What you need to do >> Reproduce the data in its entirety, exactly as supplied.

(Recorded data)
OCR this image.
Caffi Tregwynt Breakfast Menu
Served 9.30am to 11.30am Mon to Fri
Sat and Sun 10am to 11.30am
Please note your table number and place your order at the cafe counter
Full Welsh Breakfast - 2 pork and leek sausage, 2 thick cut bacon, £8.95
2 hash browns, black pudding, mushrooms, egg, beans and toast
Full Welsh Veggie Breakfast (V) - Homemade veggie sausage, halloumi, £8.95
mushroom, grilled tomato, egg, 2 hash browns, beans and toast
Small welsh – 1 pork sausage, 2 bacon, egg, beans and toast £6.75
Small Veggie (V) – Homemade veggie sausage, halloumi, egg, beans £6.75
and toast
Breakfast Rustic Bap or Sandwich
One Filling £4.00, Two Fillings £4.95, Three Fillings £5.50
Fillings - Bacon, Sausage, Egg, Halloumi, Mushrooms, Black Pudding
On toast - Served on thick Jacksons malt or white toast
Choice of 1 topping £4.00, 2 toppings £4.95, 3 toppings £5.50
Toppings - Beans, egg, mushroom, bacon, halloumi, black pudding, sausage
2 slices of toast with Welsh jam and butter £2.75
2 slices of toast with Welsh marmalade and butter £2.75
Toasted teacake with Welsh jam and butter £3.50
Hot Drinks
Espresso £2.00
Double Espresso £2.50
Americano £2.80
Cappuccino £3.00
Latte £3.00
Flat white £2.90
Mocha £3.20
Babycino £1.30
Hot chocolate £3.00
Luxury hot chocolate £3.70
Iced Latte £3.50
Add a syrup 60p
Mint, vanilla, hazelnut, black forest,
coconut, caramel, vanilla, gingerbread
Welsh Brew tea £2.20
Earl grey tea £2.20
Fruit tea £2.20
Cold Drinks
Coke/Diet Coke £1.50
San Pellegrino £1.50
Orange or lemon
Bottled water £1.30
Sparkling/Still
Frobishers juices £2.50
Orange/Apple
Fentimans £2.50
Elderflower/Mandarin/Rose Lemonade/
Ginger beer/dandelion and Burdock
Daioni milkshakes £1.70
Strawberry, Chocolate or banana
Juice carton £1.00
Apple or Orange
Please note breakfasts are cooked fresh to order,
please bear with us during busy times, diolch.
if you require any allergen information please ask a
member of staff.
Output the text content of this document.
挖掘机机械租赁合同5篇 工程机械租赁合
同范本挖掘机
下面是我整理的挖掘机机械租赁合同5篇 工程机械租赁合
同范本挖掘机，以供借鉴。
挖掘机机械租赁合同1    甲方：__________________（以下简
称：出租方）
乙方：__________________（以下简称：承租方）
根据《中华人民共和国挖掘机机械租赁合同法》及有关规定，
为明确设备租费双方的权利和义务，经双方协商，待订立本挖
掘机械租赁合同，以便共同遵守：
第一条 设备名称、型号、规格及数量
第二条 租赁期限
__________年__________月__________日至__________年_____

Task result >>
OCR this image.
Caffi Tregwynt Breakfast Menu
Served 9.30am to 11.30am Mon to Fri
Sat and Sun 10am to 11.30am
Please note your table number and place your order at the cafe counter
Full Welsh Breakfast - 2 pork and leek sausage, 2 thick cut bacon, £8.95
2 hash browns, black pudding, mushrooms, egg, beans and toast
Full Welsh Veggie Breakfast (V) - Homemade veggie sausage, halloumi, £8.95
mushroom, grilled tomato, egg, 2 hash browns, beans and toast
Small welsh – 1 pork sausage, 2 bacon, egg, beans and toast £6.75
Small Veggie (V) – Homemade veggie sausage, halloumi, egg, beans £6.75
and toast
Breakfast Rustic Bap or Sandwich
One Filling £4.00, Two Fillings £4.95, Three Fillings £5.50
Fillings - Bacon, Sausage, Egg, Halloumi, Mushrooms, Black Pudding
On toast - Served on thick Jacksons malt or white toast
Choice of 1 topping £4.00, 2 toppings £4.95, 3 toppings £5.50
Toppings - Beans, egg, mushroom, bacon, halloumi, black pudding, sausage
2 slices of toast with Welsh jam and butter £2.75
2 slices of toast with Welsh marmalade and butter £2.75
Toasted teacake with Welsh jam and butter £3.50
Hot Drinks
Espresso £2.00
Double Espresso £2.50
Americano £2.80
Cappuccino £3.00
Latte £3.00
Flat white £2.90
Mocha £3.20
Babycino £1.30
Hot chocolate £3.00
Luxury hot chocolate £3.70
Iced Latte £3.50
Add a syrup 60p
Mint, vanilla, hazelnut, black forest,
coconut, caramel, vanilla, gingerbread
Welsh Brew tea £2.20
Earl grey tea £2.20
Fruit tea £2.20
Cold Drinks
Coke/Diet Coke £1.50
San Pellegrino £1.50
Orange or lemon
Bottled water £1.30
Sparkling/Still
Frobishers juices £2.50
Orange/Apple
Fentimans £2.50
Elderflower/Mandarin/Rose Lemonade/
Ginger beer/dandelion and Burdock
Daioni milkshakes £1.70
Strawberry, Chocolate or banana
Juice carton £1.00
Apple or Orange
Please note breakfasts are cooked fresh to order,
please bear with us during busy times, diolch.
if you require any allergen information please ask a
member of staff.
Output the text content of this document.
挖掘机机械租赁合同5篇 工程机械租赁合
同范本挖掘机
下面是我整理的挖掘机机械租赁合同5篇 工程机械租赁合
同范本挖掘机，以供借鉴。
挖掘机机械租赁合同1    甲方：__________________（以下简
称：出租方）
乙方：__________________（以下简称：承租方）
根据《中华人民共和国挖掘机机械租赁合同法》及有关规定，
为明确设备租费双方的权利和义务，经双方协商，待订立本挖
掘机械租赁合同，以便共同遵守：
第一条 设备名称、型号、规格及数量
第二条 租赁期限
__________年__________月__________日至__________年_____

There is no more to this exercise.